● **Selected excerpt**
===============

…Algorithmic bias

machine-learning

Exploration of one of the papers cited in the Fairness chapter of Brian Christian’s The Alignment Problem.

Introduction

I’m a little bit scared general AI is gonna kill us all. So I picked up The Alignment Problem by Brian Christian hoping that he would quell my fears. Sadly, he didn’t. But he did succeed in distracting me for a little while with his second chapter on Fairness which highlighted issues of bias in the application of narrow machine learning techniques. So, to continue that blissful distraction, I wanted to explore one of the papers he cited, Inherent Trade-Offs in the Fair Determination of Risk Scores by Kleinberg et al.

Different meanings of “fair”

The paper starts by formalising 3 common notions of fairness.

If we think about making predictions about a population of people composed of two groups, then we can talk about fairness in terms of:

Calibration: If we predict that X% of people will experience an event, then for both group A and group B in our population X% of the people do experience the event.

===============

● **What you need to do**
1. In the algorithmic bias post, which paper does the writer set out to explore?
2. In the listing, copy the lines from the one with "cell-id: Ⅱ [70, 633, 118, 671]" up to and including the one with "cell-temp: 320 [117, 594, 181, 633]", replacing "table-row" with "grid-row" and leaving everything else unchanged. Return only those lines.

● **Record set**
===============

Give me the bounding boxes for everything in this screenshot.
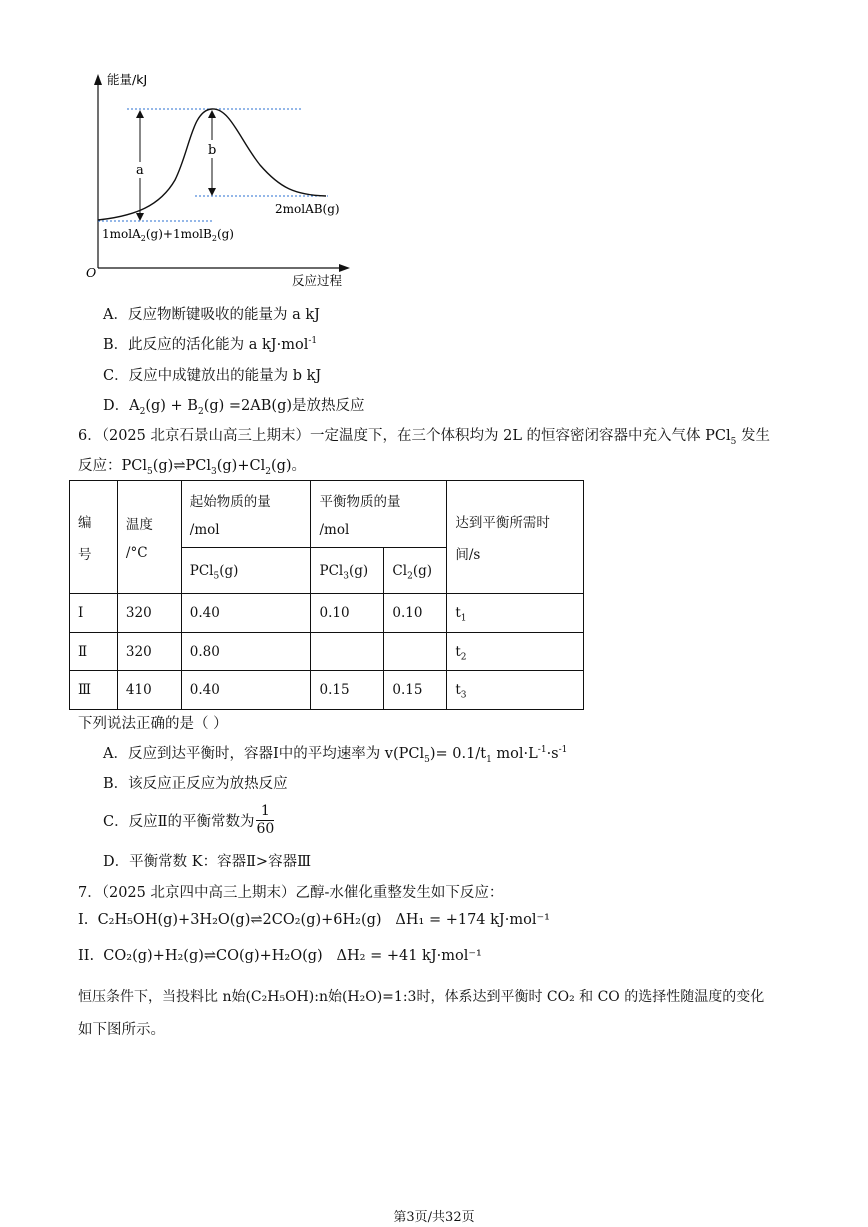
cell-id: Ⅱ [70, 633, 118, 671]
q7-condition-line-2: 如下图所示。 [78, 1022, 165, 1038]
cell-temp: 410 [117, 671, 181, 710]
cell-pcl5: 0.80 [181, 633, 311, 671]
q5-option-c: C．反应中成键放出的能量为 b kJ [103, 368, 322, 384]
subheader-cl2: $Cl_2(g)$ [384, 548, 447, 594]
q6-option-b: B．该反应正反应为放热反应 [103, 776, 288, 792]
cell-pcl3: 0.15 [311, 671, 384, 710]
q6-prompt: 下列说法正确的是（ ） [78, 716, 228, 732]
fraction: $\frac{1}{60}$ [256, 803, 275, 837]
origin-label: O [86, 265, 97, 280]
subheader-pcl5: PCl$_5$(g) [181, 548, 311, 594]
q5-option-a: A．反应物断键吸收的能量为 a kJ [103, 307, 320, 323]
product-label: 2molAB(g) [275, 202, 340, 216]
header-id: 编 号 [70, 481, 118, 594]
y-axis-arrow [94, 74, 102, 85]
x-axis-arrow [339, 264, 350, 272]
q7-reaction-2: II. CO₂(g)+H₂(g)⇌CO(g)+H₂O(g) ΔH₂ = +41 kJ·mol⁻¹ [78, 948, 482, 964]
cell-id: Ⅲ [70, 671, 118, 710]
header-time: 达到平衡所需时 间/s [447, 481, 584, 594]
cell-cl2 [384, 633, 447, 671]
q6-option-d: D．平衡常数 K：容器Ⅱ>容器Ⅲ [103, 854, 312, 870]
cell-pcl3: 0.10 [311, 594, 384, 633]
header-start-amount: 起始物质的量 /mol [181, 481, 311, 548]
cell-cl2: 0.15 [384, 671, 447, 710]
header-eq-amount: 平衡物质的量 /mol [311, 481, 447, 548]
q6-stem-line1: 6．（2025 北京石景山高三上期末）一定温度下，在三个体积均为 2L 的恒容密闭容器中充入气体 PCl$_5$ 发生 [78, 428, 770, 447]
q7-condition-line: 恒压条件下，当投料比 n始(C₂H₅OH):n始(H₂O)=1:3时，体系达到平衡时 CO₂ 和 CO 的选择性随温度的变化 [78, 989, 765, 1005]
x-axis-label: 反应过程 [292, 273, 343, 288]
table-row [70, 671, 584, 710]
label-a: a [136, 163, 144, 178]
cell-time: $t_3$ [447, 671, 584, 710]
q5-option-b: B．此反应的活化能为 a kJ·mol$^{-1}$ [103, 336, 318, 353]
cell-cl2: 0.10 [384, 594, 447, 633]
header-temp: 温度 /°C [117, 481, 181, 594]
cell-pcl5: 0.40 [181, 671, 311, 710]
cell-pcl3 [311, 633, 384, 671]
cell-temp: 320 [117, 633, 181, 671]
cell-time: $t_1$ [447, 594, 584, 633]
equilibrium-arrow-icon: ⇌ [203, 948, 217, 964]
page-footer: 第3页/共32页 [393, 1210, 475, 1225]
cell-time: $t_2$ [447, 633, 584, 671]
table-row [70, 633, 584, 671]
q7-reaction-1: I. C₂H₅OH(g)+3H₂O(g)⇌2CO₂(g)+6H₂(g) ΔH₁ = +174 kJ·mol⁻¹ [78, 912, 550, 928]
cell-temp: 320 [117, 594, 181, 633]
q6-data-table [69, 480, 584, 710]
cell-pcl5: 0.40 [181, 594, 311, 633]
q6-option-a: A．反应到达平衡时，容器Ⅰ中的平均速率为 $v(PCl_5)= 0.1/t_1$ $mol\cdot L^{-1}\cdot s^{-1}$ [103, 745, 568, 765]
energy-diagram [80, 70, 370, 295]
q6-stem-line2: 反应：$PCl_5(g)\rightleftharpoons PCl_3(g)+Cl_2(g)$。 [78, 458, 307, 477]
q5-option-d: D．$A_2(g) + B_2(g) =2AB(g)$是放热反应 [103, 398, 365, 417]
label-b: b [208, 143, 217, 158]
q7-intro: 7．（2025 北京四中高三上期末）乙醇-水催化重整发生如下反应： [78, 885, 504, 901]
subheader-pcl3: PCl$_3$(g) [311, 548, 384, 594]
y-axis-label: 能量/kJ [107, 72, 148, 87]
reactant-label: 1molA$_2$(g)+1molB$_2$(g) [102, 227, 234, 243]
equilibrium-arrow-icon: ⇌ [250, 912, 263, 928]
cell-id: Ⅰ [70, 594, 118, 633]
table-row [70, 594, 584, 633]
q6-option-c: C．反应Ⅱ的平衡常数为 $\frac{1}{60}$ [103, 803, 275, 837]
equilibrium-arrow-icon: ⇌ [173, 458, 186, 474]
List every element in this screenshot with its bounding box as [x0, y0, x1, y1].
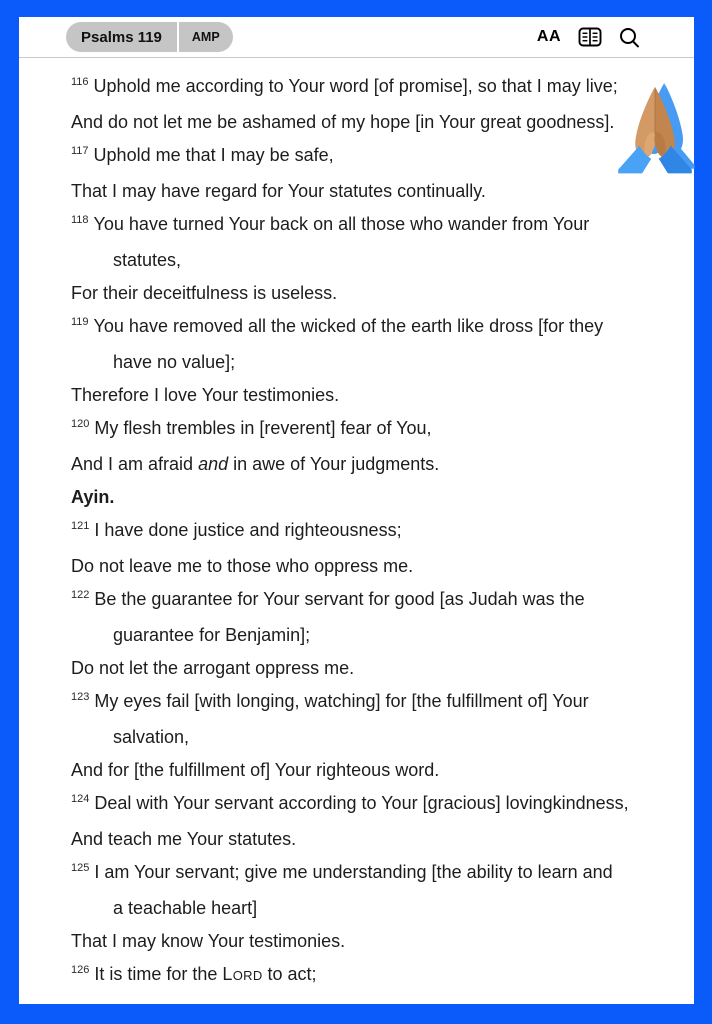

===============

● **Answers**
1. Inherent Trade-Offs in the Fair Determination of Risk Scores by Kleinberg et al.

2.
cell-id: Ⅱ [70, 633, 118, 671]
q7-condition-line-2: 如下图所示。 [78, 1022, 165, 1038]
cell-temp: 410 [117, 671, 181, 710]
cell-pcl5: 0.80 [181, 633, 311, 671]
q5-option-c: C．反应中成键放出的能量为 b kJ [103, 368, 322, 384]
subheader-cl2: $Cl_2(g)$ [384, 548, 447, 594]
q6-option-b: B．该反应正反应为放热反应 [103, 776, 288, 792]
cell-pcl3: 0.15 [311, 671, 384, 710]
q6-prompt: 下列说法正确的是（ ） [78, 716, 228, 732]
fraction: $\frac{1}{60}$ [256, 803, 275, 837]
origin-label: O [86, 265, 97, 280]
subheader-pcl5: PCl$_5$(g) [181, 548, 311, 594]
q5-option-a: A．反应物断键吸收的能量为 a kJ [103, 307, 320, 323]
product-label: 2molAB(g) [275, 202, 340, 216]
header-id: 编 号 [70, 481, 118, 594]
y-axis-arrow [94, 74, 102, 85]
x-axis-arrow [339, 264, 350, 272]
q7-reaction-2: II. CO₂(g)+H₂(g)⇌CO(g)+H₂O(g) ΔH₂ = +41 kJ·mol⁻¹ [78, 948, 482, 964]
cell-id: Ⅲ [70, 671, 118, 710]
header-time: 达到平衡所需时 间/s [447, 481, 584, 594]
cell-cl2 [384, 633, 447, 671]
q6-option-d: D．平衡常数 K：容器Ⅱ>容器Ⅲ [103, 854, 312, 870]
cell-pcl3: 0.10 [311, 594, 384, 633]
header-start-amount: 起始物质的量 /mol [181, 481, 311, 548]
cell-cl2: 0.15 [384, 671, 447, 710]
header-eq-amount: 平衡物质的量 /mol [311, 481, 447, 548]
q6-stem-line1: 6．（2025 北京石景山高三上期末）一定温度下，在三个体积均为 2L 的恒容密闭容器中充入气体 PCl$_5$ 发生 [78, 428, 770, 447]
q7-condition-line: 恒压条件下，当投料比 n始(C₂H₅OH):n始(H₂O)=1:3时，体系达到平衡时 CO₂ 和 CO 的选择性随温度的变化 [78, 989, 765, 1005]
x-axis-label: 反应过程 [292, 273, 343, 288]
grid-row [70, 671, 584, 710]
label-a: a [136, 163, 144, 178]
cell-time: $t_3$ [447, 671, 584, 710]
q5-option-b: B．此反应的活化能为 a kJ·mol$^{-1}$ [103, 336, 318, 353]
cell-cl2: 0.10 [384, 594, 447, 633]
header-temp: 温度 /°C [117, 481, 181, 594]
cell-pcl5: 0.40 [181, 671, 311, 710]
cell-pcl3 [311, 633, 384, 671]
cell-temp: 320 [117, 633, 181, 671]
cell-time: $t_1$ [447, 594, 584, 633]
equilibrium-arrow-icon: ⇌ [203, 948, 217, 964]
page-footer: 第3页/共32页 [393, 1210, 475, 1225]
cell-time: $t_2$ [447, 633, 584, 671]
grid-row [70, 633, 584, 671]
q7-reaction-1: I. C₂H₅OH(g)+3H₂O(g)⇌2CO₂(g)+6H₂(g) ΔH₁ = +174 kJ·mol⁻¹ [78, 912, 550, 928]
cell-temp: 320 [117, 594, 181, 633]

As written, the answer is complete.